◆ Çalışma talimatı
Lütfen aşağıdaki satırları, geçen her "divider" yerine "separator" koyarak yeniden yazın ve başka hiçbir şeyi değiştirmeyin. Resimleri yanıta almayın.
------------------------------------
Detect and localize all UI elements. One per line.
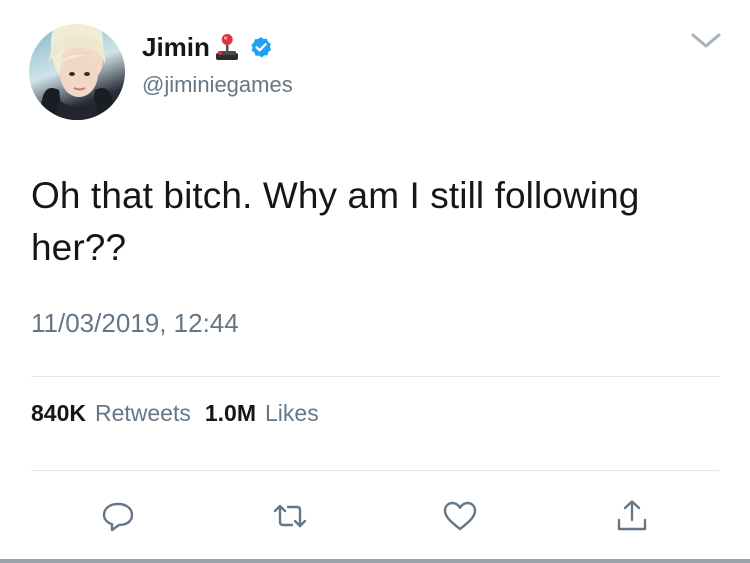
likes-label: Likes: [265, 400, 319, 426]
divider: [31, 376, 719, 377]
user-handle[interactable]: @jiminiegames: [142, 72, 293, 98]
retweet-icon: [273, 504, 307, 528]
chevron-down-icon[interactable]: [690, 31, 722, 51]
joystick-icon: [215, 34, 238, 60]
bottom-border: [0, 559, 750, 563]
retweets-label: Retweets: [94, 400, 191, 426]
like-button[interactable]: [442, 498, 478, 534]
reply-button[interactable]: [100, 498, 136, 534]
display-name[interactable]: Jimin: [142, 32, 210, 63]
tweet-text: Oh that bitch. Why am I still following …: [31, 175, 640, 268]
verified-badge-icon: [251, 37, 271, 58]
retweet-button[interactable]: [272, 498, 308, 534]
likes-stat[interactable]: 1.0M Likes: [205, 400, 319, 427]
tweet-stats: 840K Retweets 1.0M Likes: [31, 400, 323, 427]
tweet-timestamp[interactable]: 11/03/2019, 12:44: [31, 308, 239, 339]
user-name-row[interactable]: Jimin: [142, 30, 272, 64]
retweets-stat[interactable]: 840K Retweets: [31, 400, 191, 427]
share-icon: [617, 500, 647, 531]
likes-count: 1.0M: [204, 400, 256, 426]
avatar[interactable]: [29, 24, 125, 120]
divider: [31, 470, 719, 471]
retweets-count: 840K: [31, 400, 86, 426]
like-icon: [443, 501, 477, 531]
reply-icon: [102, 502, 134, 532]
share-button[interactable]: [614, 498, 650, 534]
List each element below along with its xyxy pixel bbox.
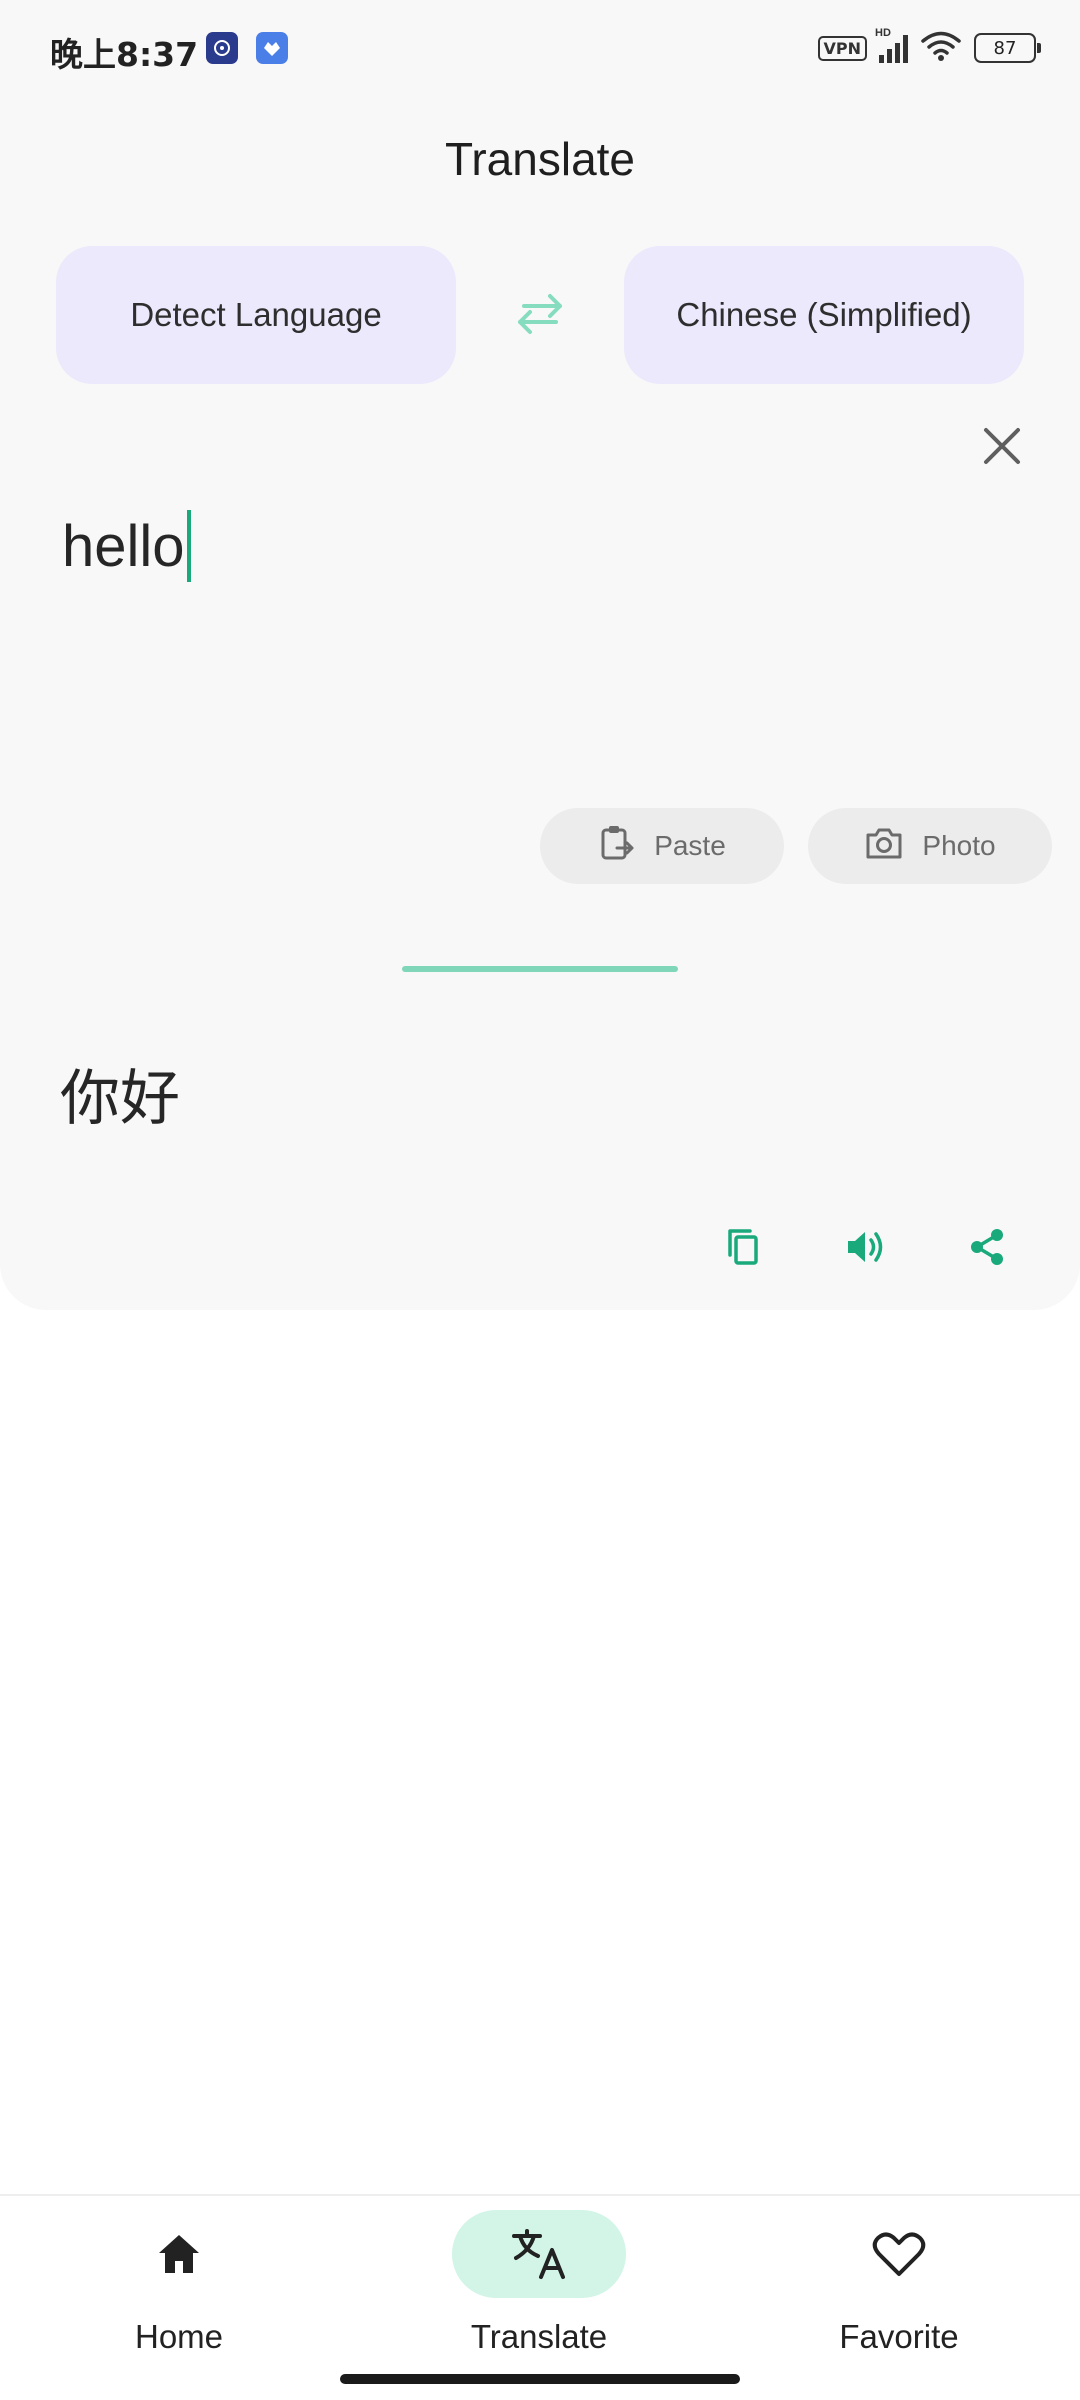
------------------------------------
◆ Sonuç
Detect and localize all UI elements. One per line.
likes-label: Likes: [265, 400, 319, 426]
separator: [31, 376, 719, 377]
user-handle[interactable]: @jiminiegames: [142, 72, 293, 98]
retweet-icon: [273, 504, 307, 528]
chevron-down-icon[interactable]: [690, 31, 722, 51]
joystick-icon: [215, 34, 238, 60]
bottom-border: [0, 559, 750, 563]
retweets-label: Retweets: [94, 400, 191, 426]
like-button[interactable]: [442, 498, 478, 534]
reply-button[interactable]: [100, 498, 136, 534]
display-name[interactable]: Jimin: [142, 32, 210, 63]
tweet-text: Oh that bitch. Why am I still following …: [31, 175, 640, 268]
verified-badge-icon: [251, 37, 271, 58]
retweet-button[interactable]: [272, 498, 308, 534]
likes-stat[interactable]: 1.0M Likes: [205, 400, 319, 427]
tweet-stats: 840K Retweets 1.0M Likes: [31, 400, 323, 427]
tweet-timestamp[interactable]: 11/03/2019, 12:44: [31, 308, 239, 339]
user-name-row[interactable]: Jimin: [142, 30, 272, 64]
retweets-stat[interactable]: 840K Retweets: [31, 400, 191, 427]
share-icon: [617, 500, 647, 531]
likes-count: 1.0M: [204, 400, 256, 426]
avatar[interactable]: [29, 24, 125, 120]
separator: [31, 470, 719, 471]
retweets-count: 840K: [31, 400, 86, 426]
like-icon: [443, 501, 477, 531]
reply-icon: [102, 502, 134, 532]
share-button[interactable]: [614, 498, 650, 534]
List each element below along with its xyxy pixel bbox.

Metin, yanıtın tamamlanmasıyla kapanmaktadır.